#### Material shown
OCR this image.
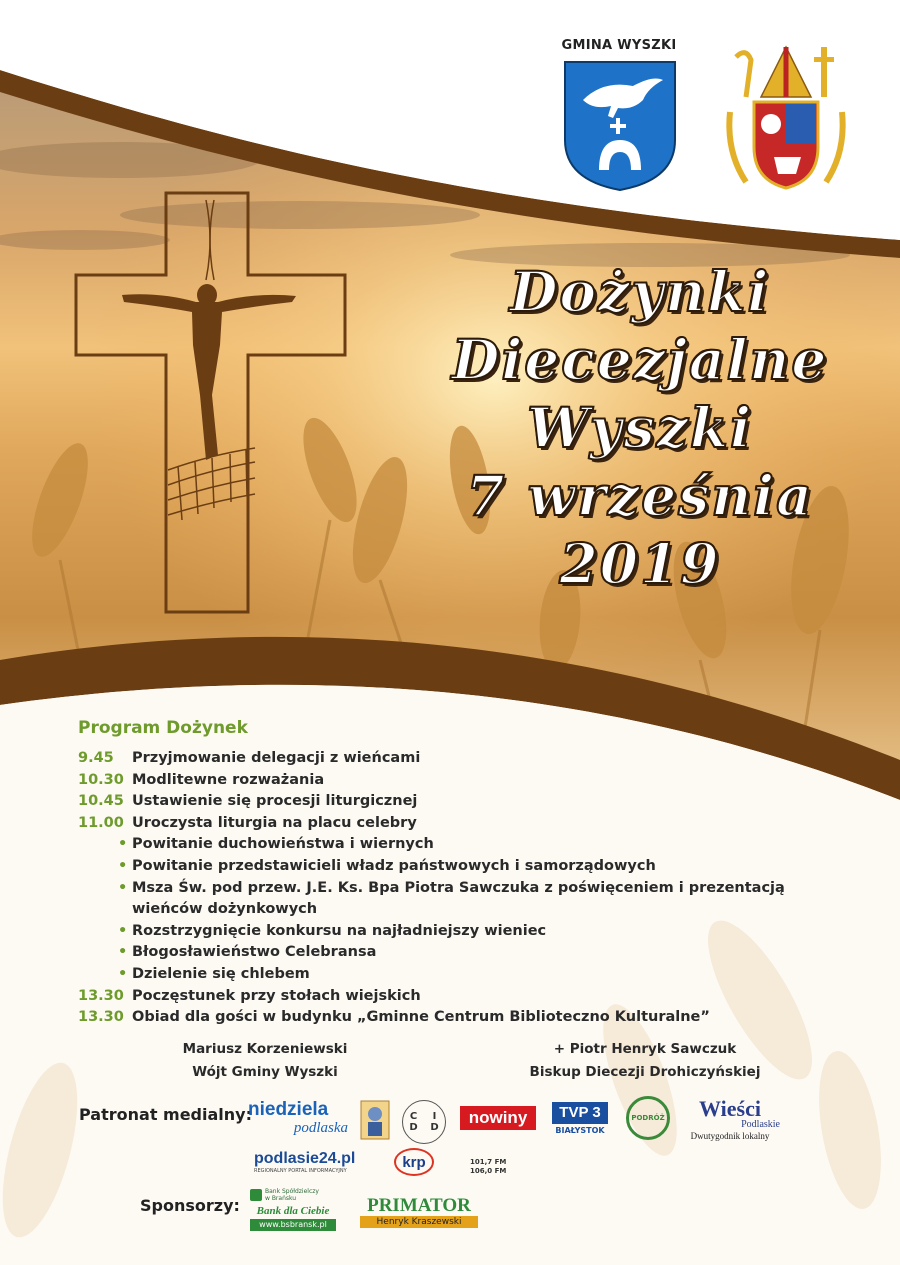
GMINA WYSZKI
Dożynki
Diecezjalne
Wyszki
7 września
2019
Program Dożynek
9.45	Przyjmowanie delegacji z wieńcami
10.30 Modlitewne rozważania
10.45 Ustawienie się procesji liturgicznej
11.00 Uroczysta liturgia na placu celebry
• Powitanie duchowieństwa i wiernych
• Powitanie przedstawicieli władz państwowych i samorządowych
• Msza Św. pod przew. J.E. Ks. Bpa Piotra Sawczuka z poświęceniem i prezentacją wieńców dożynkowych
• Rozstrzygnięcie konkursu na najładniejszy wieniec
• Błogosławieństwo Celebransa
• Dzielenie się chlebem
13.30 Poczęstunek przy stołach wiejskich
13.30 Obiad dla gości w budynku „Gminne Centrum Biblioteczno Kulturalne”
Mariusz Korzeniewski
Wójt Gminy Wyszki
+ Piotr Henryk Sawczuk
Biskup Diecezji Drohiczyńskiej
Patronat medialny:
niedziela
podlaska
C I
D D
nowiny	TVP 3
BIAŁYSTOK
PODRÓŻ	Wieści
Podlaskie
Dwutygodnik lokalny
podlasie24.pl
REGIONALNY PORTAL INFORMACYJNY	krp	101,7 FM
106,0 FM
Sponsorzy:
Bank Spółdzielczy
w Brańsku
Bank dla Ciebie
www.bsbransk.pl
PRIMATOR
Henryk Kraszewski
########
◆ **What is asked**:
Quote the records in full and exactly; skip any image.

◆ **Worked solution**:
OCR this image.
GMINA WYSZKI
Dożynki
Diecezjalne
Wyszki
7 września
2019
Program Dożynek
9.45	Przyjmowanie delegacji z wieńcami
10.30 Modlitewne rozważania
10.45 Ustawienie się procesji liturgicznej
11.00 Uroczysta liturgia na placu celebry
• Powitanie duchowieństwa i wiernych
• Powitanie przedstawicieli władz państwowych i samorządowych
• Msza Św. pod przew. J.E. Ks. Bpa Piotra Sawczuka z poświęceniem i prezentacją wieńców dożynkowych
• Rozstrzygnięcie konkursu na najładniejszy wieniec
• Błogosławieństwo Celebransa
• Dzielenie się chlebem
13.30 Poczęstunek przy stołach wiejskich
13.30 Obiad dla gości w budynku „Gminne Centrum Biblioteczno Kulturalne”
Mariusz Korzeniewski
Wójt Gminy Wyszki
+ Piotr Henryk Sawczuk
Biskup Diecezji Drohiczyńskiej
Patronat medialny:
niedziela
podlaska
C I
D D
nowiny	TVP 3
BIAŁYSTOK
PODRÓŻ	Wieści
Podlaskie
Dwutygodnik lokalny
podlasie24.pl
REGIONALNY PORTAL INFORMACYJNY	krp	101,7 FM
106,0 FM
Sponsorzy:
Bank Spółdzielczy
w Brańsku
Bank dla Ciebie
www.bsbransk.pl
PRIMATOR
Henryk Kraszewski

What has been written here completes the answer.